TEKST DO PRZECZYTANIA:
──────────────────────────────

Radoslaw Nawrocki, PayPo: Wszystko, co chcieliście wiedzieć o BNPL, ale baliście się zapytać

Do Polski docierają ostatnio niepokojące informacje na temat usług BNPL świadczonych na zachodnich rynkach. Często są to dane szczątkowe lub wyrwane z kontekstu, a wnioski są przekładane bezpośrednio na sytuację na polskim rynku.

Z tym większą przyjemnością przeczytałem tekst autorstwa Tomasz Gromek i Paweł Pisany, zamieszczonego 23 lutego br. na łamach Obserwatora Finansowego (https://www.obserwatorfinansowy.pl/bez-kategorii/rotator/uslugi-bnpl-buy-now-pay-later/), gdzie w rzetelny sposób autorzy postarali się podsumować sytuację z polskiej perspektywy i obecnie obowiązujących regulacji. Bardzo się cieszę, że autorzy poruszyli w swoim materiale tematykę mechanizmów dotyczących funkcjonowania firm z tej branży. Tym bardziej, że faktycznie, w Polsce funkcjonują dwa typy firm oferujących usługi płatności odroczonych. Pierwszy (w tym m.in. Allegro Pay i PayPo), działający w reżimie ustawy o kredycie konsumenckim (UKK) i drugi, działający w regulacyjnej, szarej strefie.

Jako drugi największy gracz na polskim rynku BNPL (pod względem kwoty sfinansowanych transakcji), a pierwszy wyłączając wspomniane Allegro Pay, chcę skomentować niektóre tezy, postawione w przedmiotowym artykule. Będę przy tym bazował na swojej wiedzy i danych statystycznych.

──────────────────────────────

FRAGMENT DANYCH:

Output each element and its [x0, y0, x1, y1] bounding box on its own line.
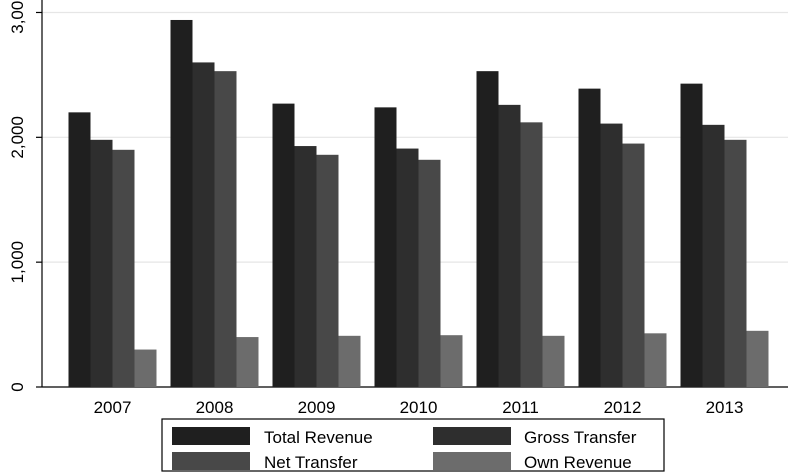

──────────────────────────────

CO ZROBISZ:
1) Wypisz wszystkie osoby, które tekst o usługach BNPL wymienia z imienia i nazwiska.
2) Dopisz dalszy ciąg tekstu o usługach BNPL, zaczynając od miejsca po jego ostatnim zdaniu.
Wiersze pochodzą z innego źródła niż tekst.

ODPOWIEDZI DO ĆWICZENIA:
1) Radoslaw Nawrocki, Tomasz Gromek, Paweł Pisany

2)
Perspektywa skorzystania z arbitrażu regulacyjnego może wydawać się kusząca, ale w PayPo od zawsze wiedzieliśmy, że jak ktoś dokonuje transakcji na kwotę 100 zł, to nie ma znaczenia, czy w ciągu 30 dni musi spłacić 100, czy w ciągu kilku miesięcy 115 zł. Sama prowizja czy odsetki, nie są aż tak istotne w całym zobowiązaniu. Znaczenie ma sam fakt, że konsument zaciąga kredyt, który musi spłacić. Dlatego naszą świadomą decyzją było udzielanie kredytów w rygorze UKK, wraz z wszystkimi tego konsekwencjami – oceną zdolności kredytowej, odpytywaniem baz, a już wkrótce, również raportowaniem transakcji do BIK.

Płatności odroczone same w sobie nie są w mojej ocenie zagrożeniem dla konsumentów (co postaram się zaraz potwierdzić „na liczbach”). Problemem może być to, że niektórzy gracze na tym rynku próbują się wymykać nadzorowi. Jak pokazują przykłady innych krajów, może to rodzić pytania o ich praktyki biznesowe.

Co się wydarzyło zagranicą?

Trzeba wyraźnie powiedzieć, że sytuacja na rynku BNPL w Polsce wygląda diametralnie odmiennie od sytuacji w innych krajach, z kilku powodów. Poniżej najważniejsze z nich:

1. Na większości rynków zagranicznych, gdzie prężnie rozwijają się usługi BNPL (USA, UK, Australia) w przypadku niespełnienia świadczenia pieniężnego (w przypadku braku zapłaty), udzielający świadczenia może naliczyć kary umowne. W praktyce wygląda to tak, że kupując buty za 100€, konsument spóźniony z zapłatą będzie każdego tygodnia obciążany karą w wysokości np. 10€ (na ogół nie więcej niż 50% kwoty zakupu). Co to oznacza? Po miesiącu klient nie będzie winny operatorowi 100€, ale już 150€. Nie trzeba dużej wyobraźni, by uświadomić sobie, że to nie jest zdrowy mechanizm i potencjalnie może zachęcać do finansowania transakcji konsumentom, którzy mogą się opóźniać z płatnością. Pod presją regulatorów, a także obserwatorów rynkowych, część firm wycofała się z tych praktyk. Jednak część zaczyna ponownie do nich wracać (tłumacząc jednocześnie, że kary umowne są korzystne dla konsumentów sic!).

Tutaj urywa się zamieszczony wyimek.